Given exercise
Write out the material exactly, leaving every picture behind.

Materials provided
%%

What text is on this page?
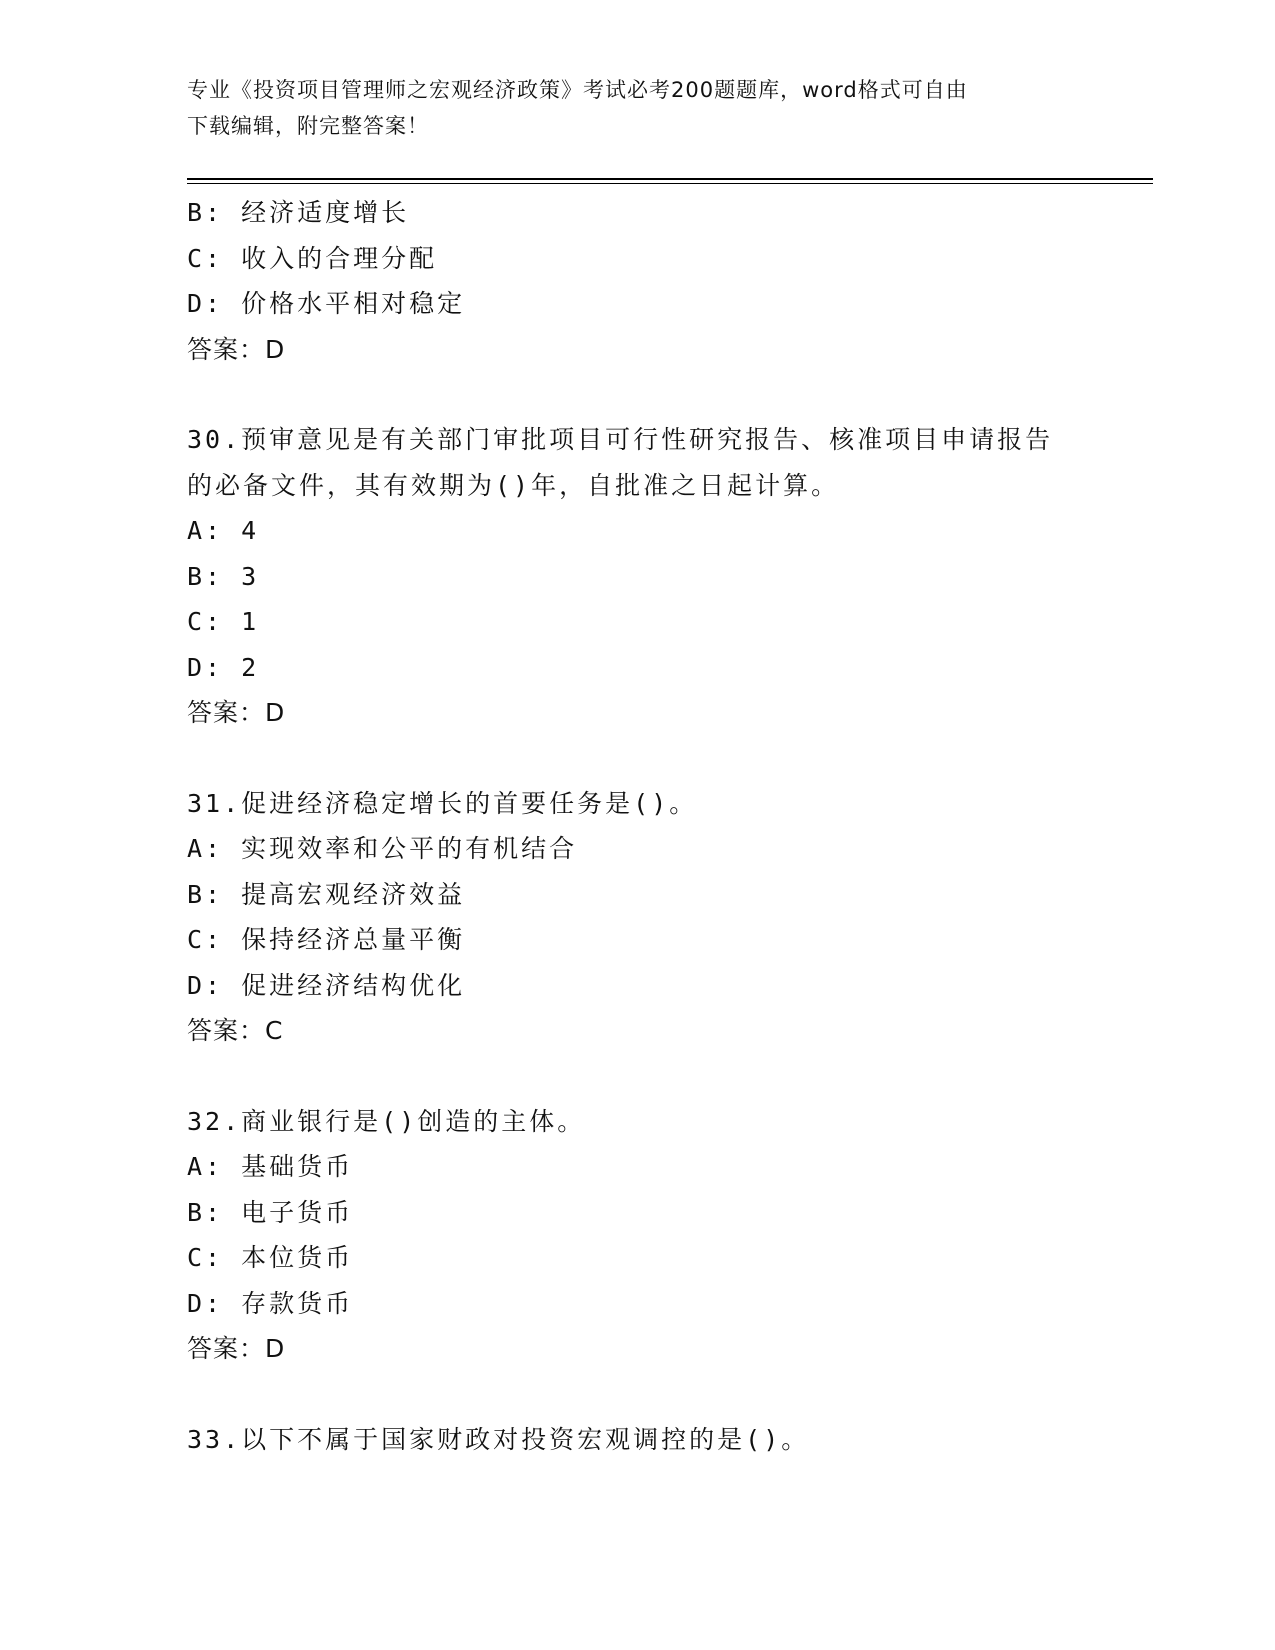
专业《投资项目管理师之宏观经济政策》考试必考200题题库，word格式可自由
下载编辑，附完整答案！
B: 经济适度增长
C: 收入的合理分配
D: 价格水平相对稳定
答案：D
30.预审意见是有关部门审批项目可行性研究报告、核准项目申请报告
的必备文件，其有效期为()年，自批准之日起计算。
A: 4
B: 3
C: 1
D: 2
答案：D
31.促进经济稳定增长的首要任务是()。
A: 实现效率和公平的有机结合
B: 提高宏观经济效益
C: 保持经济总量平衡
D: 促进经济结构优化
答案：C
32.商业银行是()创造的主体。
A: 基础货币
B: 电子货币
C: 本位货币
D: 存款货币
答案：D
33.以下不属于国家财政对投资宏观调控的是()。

%%

Reply to the task
What text is on this page?
专业《投资项目管理师之宏观经济政策》考试必考200题题库，word格式可自由
下载编辑，附完整答案！
B: 经济适度增长
C: 收入的合理分配
D: 价格水平相对稳定
答案：D
30.预审意见是有关部门审批项目可行性研究报告、核准项目申请报告
的必备文件，其有效期为()年，自批准之日起计算。
A: 4
B: 3
C: 1
D: 2
答案：D
31.促进经济稳定增长的首要任务是()。
A: 实现效率和公平的有机结合
B: 提高宏观经济效益
C: 保持经济总量平衡
D: 促进经济结构优化
答案：C
32.商业银行是()创造的主体。
A: 基础货币
B: 电子货币
C: 本位货币
D: 存款货币
答案：D
33.以下不属于国家财政对投资宏观调控的是()。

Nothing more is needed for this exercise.